Work required — Leave out the pictures and repeat the rest of the material exactly.

[Some records]

-.-.-

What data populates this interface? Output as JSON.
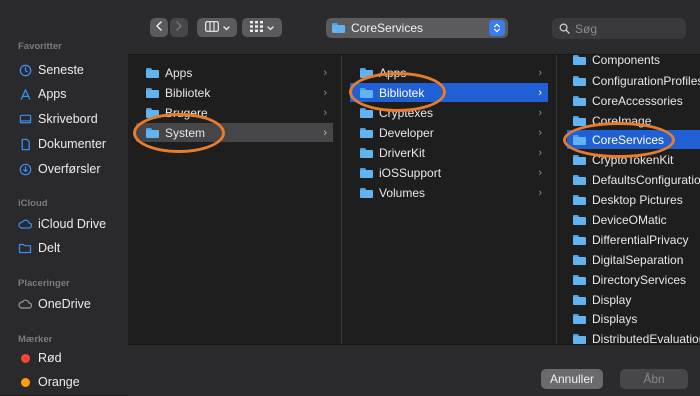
{
  "sidebar": {
    "sections": {
      "favorites": "Favoritter",
      "icloud": "iCloud",
      "locations": "Placeringer",
      "tags": "Mærker"
    },
    "favorites": [
      {
        "label": "Seneste",
        "icon": "clock-icon"
      },
      {
        "label": "Apps",
        "icon": "apps-icon"
      },
      {
        "label": "Skrivebord",
        "icon": "desktop-icon"
      },
      {
        "label": "Dokumenter",
        "icon": "document-icon"
      },
      {
        "label": "Overførsler",
        "icon": "download-icon"
      }
    ],
    "icloud": [
      {
        "label": "iCloud Drive",
        "icon": "cloud-icon"
      },
      {
        "label": "Delt",
        "icon": "shared-folder-icon"
      }
    ],
    "locations": [
      {
        "label": "OneDrive",
        "icon": "cloud-icon"
      }
    ],
    "tags": [
      {
        "label": "Rød",
        "color": "#ff453a"
      },
      {
        "label": "Orange",
        "color": "#ff9f0a"
      }
    ]
  },
  "toolbar": {
    "back_icon": "chevron-left-icon",
    "forward_icon": "chevron-right-icon",
    "view_icon": "column-view-icon",
    "group_icon": "grid-icon",
    "path": "CoreServices",
    "search_placeholder": "Søg"
  },
  "columns": [
    {
      "items": [
        {
          "label": "Apps",
          "state": ""
        },
        {
          "label": "Bibliotek",
          "state": ""
        },
        {
          "label": "Brugere",
          "state": ""
        },
        {
          "label": "System",
          "state": "gray"
        }
      ]
    },
    {
      "items": [
        {
          "label": "Apps",
          "state": ""
        },
        {
          "label": "Bibliotek",
          "state": "sel"
        },
        {
          "label": "Cryptexes",
          "state": ""
        },
        {
          "label": "Developer",
          "state": ""
        },
        {
          "label": "DriverKit",
          "state": ""
        },
        {
          "label": "iOSSupport",
          "state": ""
        },
        {
          "label": "Volumes",
          "state": ""
        }
      ]
    },
    {
      "items": [
        {
          "label": "Components",
          "state": ""
        },
        {
          "label": "ConfigurationProfiles",
          "state": ""
        },
        {
          "label": "CoreAccessories",
          "state": ""
        },
        {
          "label": "CoreImage",
          "state": ""
        },
        {
          "label": "CoreServices",
          "state": "sel"
        },
        {
          "label": "CryptoTokenKit",
          "state": ""
        },
        {
          "label": "DefaultsConfiguration",
          "state": ""
        },
        {
          "label": "Desktop Pictures",
          "state": ""
        },
        {
          "label": "DeviceOMatic",
          "state": ""
        },
        {
          "label": "DifferentialPrivacy",
          "state": ""
        },
        {
          "label": "DigitalSeparation",
          "state": ""
        },
        {
          "label": "DirectoryServices",
          "state": ""
        },
        {
          "label": "Display",
          "state": ""
        },
        {
          "label": "Displays",
          "state": ""
        },
        {
          "label": "DistributedEvaluation",
          "state": ""
        }
      ]
    }
  ],
  "buttons": {
    "cancel": "Annuller",
    "open": "Åbn"
  }
}
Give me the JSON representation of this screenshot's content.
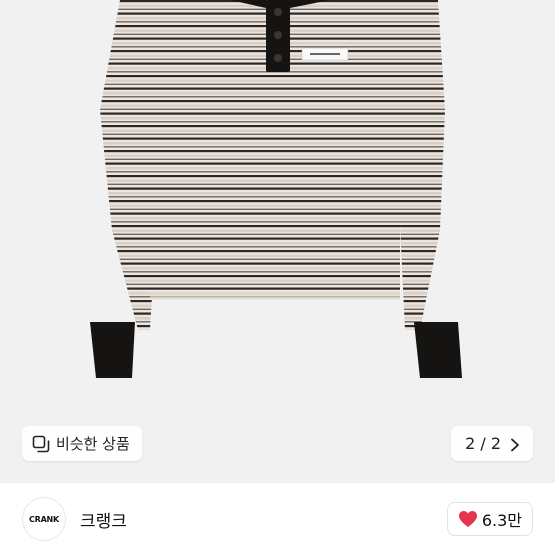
{
  "similar": {
    "label": "비슷한 상품",
    "icon": "similar-items-icon"
  },
  "pager": {
    "text": "2 / 2",
    "icon": "chevron-right-icon"
  },
  "shop": {
    "avatar_text": "CRANK",
    "name": "크랭크"
  },
  "like": {
    "count": "6.3만",
    "icon": "heart-icon",
    "color": "#e8344e"
  },
  "colors": {
    "stripe_dark": "#2b2726",
    "stripe_light": "#d9d0c8",
    "knit": "#ede6df",
    "placket": "#161413"
  }
}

-.-.-

Solution —
What data populates this interface? Output as JSON.
{
  "sidebar": {
    "sections": {
      "favorites": "Favoritter",
      "icloud": "iCloud",
      "locations": "Placeringer",
      "tags": "Mærker"
    },
    "favorites": [
      {
        "label": "Seneste",
        "icon": "clock-icon"
      },
      {
        "label": "Apps",
        "icon": "apps-icon"
      },
      {
        "label": "Skrivebord",
        "icon": "desktop-icon"
      },
      {
        "label": "Dokumenter",
        "icon": "document-icon"
      },
      {
        "label": "Overførsler",
        "icon": "download-icon"
      }
    ],
    "icloud": [
      {
        "label": "iCloud Drive",
        "icon": "cloud-icon"
      },
      {
        "label": "Delt",
        "icon": "shared-folder-icon"
      }
    ],
    "locations": [
      {
        "label": "OneDrive",
        "icon": "cloud-icon"
      }
    ],
    "tags": [
      {
        "label": "Rød",
        "color": "#ff453a"
      },
      {
        "label": "Orange",
        "color": "#ff9f0a"
      }
    ]
  },
  "toolbar": {
    "back_icon": "chevron-left-icon",
    "forward_icon": "chevron-right-icon",
    "view_icon": "column-view-icon",
    "group_icon": "grid-icon",
    "path": "CoreServices",
    "search_placeholder": "Søg"
  },
  "columns": [
    {
      "items": [
        {
          "label": "Apps",
          "state": ""
        },
        {
          "label": "Bibliotek",
          "state": ""
        },
        {
          "label": "Brugere",
          "state": ""
        },
        {
          "label": "System",
          "state": "gray"
        }
      ]
    },
    {
      "items": [
        {
          "label": "Apps",
          "state": ""
        },
        {
          "label": "Bibliotek",
          "state": "sel"
        },
        {
          "label": "Cryptexes",
          "state": ""
        },
        {
          "label": "Developer",
          "state": ""
        },
        {
          "label": "DriverKit",
          "state": ""
        },
        {
          "label": "iOSSupport",
          "state": ""
        },
        {
          "label": "Volumes",
          "state": ""
        }
      ]
    },
    {
      "items": [
        {
          "label": "Components",
          "state": ""
        },
        {
          "label": "ConfigurationProfiles",
          "state": ""
        },
        {
          "label": "CoreAccessories",
          "state": ""
        },
        {
          "label": "CoreImage",
          "state": ""
        },
        {
          "label": "CoreServices",
          "state": "sel"
        },
        {
          "label": "CryptoTokenKit",
          "state": ""
        },
        {
          "label": "DefaultsConfiguration",
          "state": ""
        },
        {
          "label": "Desktop Pictures",
          "state": ""
        },
        {
          "label": "DeviceOMatic",
          "state": ""
        },
        {
          "label": "DifferentialPrivacy",
          "state": ""
        },
        {
          "label": "DigitalSeparation",
          "state": ""
        },
        {
          "label": "DirectoryServices",
          "state": ""
        },
        {
          "label": "Display",
          "state": ""
        },
        {
          "label": "Displays",
          "state": ""
        },
        {
          "label": "DistributedEvaluation",
          "state": ""
        }
      ]
    }
  ],
  "buttons": {
    "cancel": "Annuller",
    "open": "Åbn"
  }
}
Give me the JSON representation of this screenshot's content.
{
  "similar": {
    "label": "비슷한 상품",
    "icon": "similar-items-icon"
  },
  "pager": {
    "text": "2 / 2",
    "icon": "chevron-right-icon"
  },
  "shop": {
    "avatar_text": "CRANK",
    "name": "크랭크"
  },
  "like": {
    "count": "6.3만",
    "icon": "heart-icon",
    "color": "#e8344e"
  },
  "colors": {
    "stripe_dark": "#2b2726",
    "stripe_light": "#d9d0c8",
    "knit": "#ede6df",
    "placket": "#161413"
  }
}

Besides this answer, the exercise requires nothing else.